Task details :: Give the listing below again in full, exactly as written.

— Start Dataset content —

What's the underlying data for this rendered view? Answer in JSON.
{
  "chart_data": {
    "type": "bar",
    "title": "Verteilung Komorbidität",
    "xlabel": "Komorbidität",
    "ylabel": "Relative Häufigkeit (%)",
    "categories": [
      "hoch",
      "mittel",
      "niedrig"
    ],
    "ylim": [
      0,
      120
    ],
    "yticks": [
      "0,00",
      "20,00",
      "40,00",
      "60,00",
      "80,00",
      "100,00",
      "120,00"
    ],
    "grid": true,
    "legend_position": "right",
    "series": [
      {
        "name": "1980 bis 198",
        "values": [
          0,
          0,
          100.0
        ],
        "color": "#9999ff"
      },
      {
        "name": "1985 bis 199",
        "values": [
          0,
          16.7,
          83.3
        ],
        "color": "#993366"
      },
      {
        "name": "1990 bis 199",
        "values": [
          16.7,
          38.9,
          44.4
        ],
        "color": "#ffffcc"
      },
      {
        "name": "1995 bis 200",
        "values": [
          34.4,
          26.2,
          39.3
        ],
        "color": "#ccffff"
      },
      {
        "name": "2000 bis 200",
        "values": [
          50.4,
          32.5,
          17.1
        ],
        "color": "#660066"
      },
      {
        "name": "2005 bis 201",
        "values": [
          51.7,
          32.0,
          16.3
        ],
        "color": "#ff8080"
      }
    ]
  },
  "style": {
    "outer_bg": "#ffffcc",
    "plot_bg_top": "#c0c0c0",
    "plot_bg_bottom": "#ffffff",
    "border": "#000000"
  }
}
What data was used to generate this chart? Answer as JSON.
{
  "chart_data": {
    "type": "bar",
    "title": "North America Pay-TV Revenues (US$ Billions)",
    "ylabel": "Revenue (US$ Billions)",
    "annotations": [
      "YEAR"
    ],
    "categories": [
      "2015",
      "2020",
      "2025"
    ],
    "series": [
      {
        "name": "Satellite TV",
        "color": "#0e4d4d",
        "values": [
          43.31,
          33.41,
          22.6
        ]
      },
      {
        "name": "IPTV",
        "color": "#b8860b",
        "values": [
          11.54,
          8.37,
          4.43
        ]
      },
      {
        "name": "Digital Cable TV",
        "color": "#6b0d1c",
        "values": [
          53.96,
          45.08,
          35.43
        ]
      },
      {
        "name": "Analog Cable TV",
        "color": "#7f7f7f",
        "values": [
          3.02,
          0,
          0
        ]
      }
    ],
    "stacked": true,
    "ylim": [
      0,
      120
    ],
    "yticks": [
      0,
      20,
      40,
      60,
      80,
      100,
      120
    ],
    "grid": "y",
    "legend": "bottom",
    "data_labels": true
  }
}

— End Dataset content —

Solution to this task ::
What's the underlying data for this rendered view? Answer in JSON.
{
  "chart_data": {
    "type": "bar",
    "title": "Verteilung Komorbidität",
    "xlabel": "Komorbidität",
    "ylabel": "Relative Häufigkeit (%)",
    "categories": [
      "hoch",
      "mittel",
      "niedrig"
    ],
    "ylim": [
      0,
      120
    ],
    "yticks": [
      "0,00",
      "20,00",
      "40,00",
      "60,00",
      "80,00",
      "100,00",
      "120,00"
    ],
    "grid": true,
    "legend_position": "right",
    "series": [
      {
        "name": "1980 bis 198",
        "values": [
          0,
          0,
          100.0
        ],
        "color": "#9999ff"
      },
      {
        "name": "1985 bis 199",
        "values": [
          0,
          16.7,
          83.3
        ],
        "color": "#993366"
      },
      {
        "name": "1990 bis 199",
        "values": [
          16.7,
          38.9,
          44.4
        ],
        "color": "#ffffcc"
      },
      {
        "name": "1995 bis 200",
        "values": [
          34.4,
          26.2,
          39.3
        ],
        "color": "#ccffff"
      },
      {
        "name": "2000 bis 200",
        "values": [
          50.4,
          32.5,
          17.1
        ],
        "color": "#660066"
      },
      {
        "name": "2005 bis 201",
        "values": [
          51.7,
          32.0,
          16.3
        ],
        "color": "#ff8080"
      }
    ]
  },
  "style": {
    "outer_bg": "#ffffcc",
    "plot_bg_top": "#c0c0c0",
    "plot_bg_bottom": "#ffffff",
    "border": "#000000"
  }
}
What data was used to generate this chart? Answer as JSON.
{
  "chart_data": {
    "type": "bar",
    "title": "North America Pay-TV Revenues (US$ Billions)",
    "ylabel": "Revenue (US$ Billions)",
    "annotations": [
      "YEAR"
    ],
    "categories": [
      "2015",
      "2020",
      "2025"
    ],
    "series": [
      {
        "name": "Satellite TV",
        "color": "#0e4d4d",
        "values": [
          43.31,
          33.41,
          22.6
        ]
      },
      {
        "name": "IPTV",
        "color": "#b8860b",
        "values": [
          11.54,
          8.37,
          4.43
        ]
      },
      {
        "name": "Digital Cable TV",
        "color": "#6b0d1c",
        "values": [
          53.96,
          45.08,
          35.43
        ]
      },
      {
        "name": "Analog Cable TV",
        "color": "#7f7f7f",
        "values": [
          3.02,
          0,
          0
        ]
      }
    ],
    "stacked": true,
    "ylim": [
      0,
      120
    ],
    "yticks": [
      0,
      20,
      40,
      60,
      80,
      100,
      120
    ],
    "grid": "y",
    "legend": "bottom",
    "data_labels": true
  }
}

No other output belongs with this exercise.